## YOUR INSTRUCTIONS
Retype everything in the listing, leaving each line exactly as it is.
◆ ◆ ◆
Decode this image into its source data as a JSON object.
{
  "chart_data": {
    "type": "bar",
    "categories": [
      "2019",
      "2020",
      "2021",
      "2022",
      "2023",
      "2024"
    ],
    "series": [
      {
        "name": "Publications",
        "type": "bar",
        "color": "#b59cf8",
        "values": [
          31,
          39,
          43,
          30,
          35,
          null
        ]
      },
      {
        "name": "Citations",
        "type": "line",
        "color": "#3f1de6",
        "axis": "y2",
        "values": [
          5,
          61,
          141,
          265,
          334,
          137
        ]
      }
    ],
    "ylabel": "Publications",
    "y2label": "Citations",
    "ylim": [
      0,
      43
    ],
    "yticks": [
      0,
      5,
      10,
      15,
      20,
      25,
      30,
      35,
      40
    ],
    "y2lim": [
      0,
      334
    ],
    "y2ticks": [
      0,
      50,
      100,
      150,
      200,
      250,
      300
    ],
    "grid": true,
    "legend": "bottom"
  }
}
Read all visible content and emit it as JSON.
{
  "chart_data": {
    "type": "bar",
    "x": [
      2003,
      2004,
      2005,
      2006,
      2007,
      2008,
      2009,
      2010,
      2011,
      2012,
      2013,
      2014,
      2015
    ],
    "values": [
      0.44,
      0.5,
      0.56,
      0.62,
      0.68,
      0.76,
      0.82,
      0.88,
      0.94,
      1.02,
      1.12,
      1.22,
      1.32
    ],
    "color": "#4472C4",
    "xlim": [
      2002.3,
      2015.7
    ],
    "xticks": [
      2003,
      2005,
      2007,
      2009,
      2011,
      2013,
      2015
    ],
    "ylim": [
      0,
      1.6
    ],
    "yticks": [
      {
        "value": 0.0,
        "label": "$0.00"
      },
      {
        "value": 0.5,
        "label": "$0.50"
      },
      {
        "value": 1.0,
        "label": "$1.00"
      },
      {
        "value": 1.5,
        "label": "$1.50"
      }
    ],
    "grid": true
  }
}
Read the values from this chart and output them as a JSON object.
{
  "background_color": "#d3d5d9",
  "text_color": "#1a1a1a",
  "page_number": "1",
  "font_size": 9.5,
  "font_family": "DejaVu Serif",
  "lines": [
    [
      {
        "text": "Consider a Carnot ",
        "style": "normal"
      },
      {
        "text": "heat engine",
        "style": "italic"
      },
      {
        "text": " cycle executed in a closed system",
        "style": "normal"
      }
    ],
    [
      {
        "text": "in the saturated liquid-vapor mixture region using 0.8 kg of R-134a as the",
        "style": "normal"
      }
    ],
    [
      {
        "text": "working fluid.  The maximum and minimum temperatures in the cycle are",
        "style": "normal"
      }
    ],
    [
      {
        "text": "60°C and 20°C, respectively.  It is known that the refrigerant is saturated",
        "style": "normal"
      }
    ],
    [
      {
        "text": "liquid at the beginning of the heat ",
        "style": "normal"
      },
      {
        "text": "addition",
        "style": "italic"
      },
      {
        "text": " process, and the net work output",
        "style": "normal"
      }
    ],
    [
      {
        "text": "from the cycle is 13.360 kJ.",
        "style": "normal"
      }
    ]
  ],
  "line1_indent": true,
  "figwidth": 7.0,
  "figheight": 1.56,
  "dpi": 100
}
◆ ◆ ◆
## TASK OUTPUT
Decode this image into its source data as a JSON object.
{
  "chart_data": {
    "type": "bar",
    "categories": [
      "2019",
      "2020",
      "2021",
      "2022",
      "2023",
      "2024"
    ],
    "series": [
      {
        "name": "Publications",
        "type": "bar",
        "color": "#b59cf8",
        "values": [
          31,
          39,
          43,
          30,
          35,
          null
        ]
      },
      {
        "name": "Citations",
        "type": "line",
        "color": "#3f1de6",
        "axis": "y2",
        "values": [
          5,
          61,
          141,
          265,
          334,
          137
        ]
      }
    ],
    "ylabel": "Publications",
    "y2label": "Citations",
    "ylim": [
      0,
      43
    ],
    "yticks": [
      0,
      5,
      10,
      15,
      20,
      25,
      30,
      35,
      40
    ],
    "y2lim": [
      0,
      334
    ],
    "y2ticks": [
      0,
      50,
      100,
      150,
      200,
      250,
      300
    ],
    "grid": true,
    "legend": "bottom"
  }
}
Read all visible content and emit it as JSON.
{
  "chart_data": {
    "type": "bar",
    "x": [
      2003,
      2004,
      2005,
      2006,
      2007,
      2008,
      2009,
      2010,
      2011,
      2012,
      2013,
      2014,
      2015
    ],
    "values": [
      0.44,
      0.5,
      0.56,
      0.62,
      0.68,
      0.76,
      0.82,
      0.88,
      0.94,
      1.02,
      1.12,
      1.22,
      1.32
    ],
    "color": "#4472C4",
    "xlim": [
      2002.3,
      2015.7
    ],
    "xticks": [
      2003,
      2005,
      2007,
      2009,
      2011,
      2013,
      2015
    ],
    "ylim": [
      0,
      1.6
    ],
    "yticks": [
      {
        "value": 0.0,
        "label": "$0.00"
      },
      {
        "value": 0.5,
        "label": "$0.50"
      },
      {
        "value": 1.0,
        "label": "$1.00"
      },
      {
        "value": 1.5,
        "label": "$1.50"
      }
    ],
    "grid": true
  }
}
Read the values from this chart and output them as a JSON object.
{
  "background_color": "#d3d5d9",
  "text_color": "#1a1a1a",
  "page_number": "1",
  "font_size": 9.5,
  "font_family": "DejaVu Serif",
  "lines": [
    [
      {
        "text": "Consider a Carnot ",
        "style": "normal"
      },
      {
        "text": "heat engine",
        "style": "italic"
      },
      {
        "text": " cycle executed in a closed system",
        "style": "normal"
      }
    ],
    [
      {
        "text": "in the saturated liquid-vapor mixture region using 0.8 kg of R-134a as the",
        "style": "normal"
      }
    ],
    [
      {
        "text": "working fluid.  The maximum and minimum temperatures in the cycle are",
        "style": "normal"
      }
    ],
    [
      {
        "text": "60°C and 20°C, respectively.  It is known that the refrigerant is saturated",
        "style": "normal"
      }
    ],
    [
      {
        "text": "liquid at the beginning of the heat ",
        "style": "normal"
      },
      {
        "text": "addition",
        "style": "italic"
      },
      {
        "text": " process, and the net work output",
        "style": "normal"
      }
    ],
    [
      {
        "text": "from the cycle is 13.360 kJ.",
        "style": "normal"
      }
    ]
  ],
  "line1_indent": true,
  "figwidth": 7.0,
  "figheight": 1.56,
  "dpi": 100
}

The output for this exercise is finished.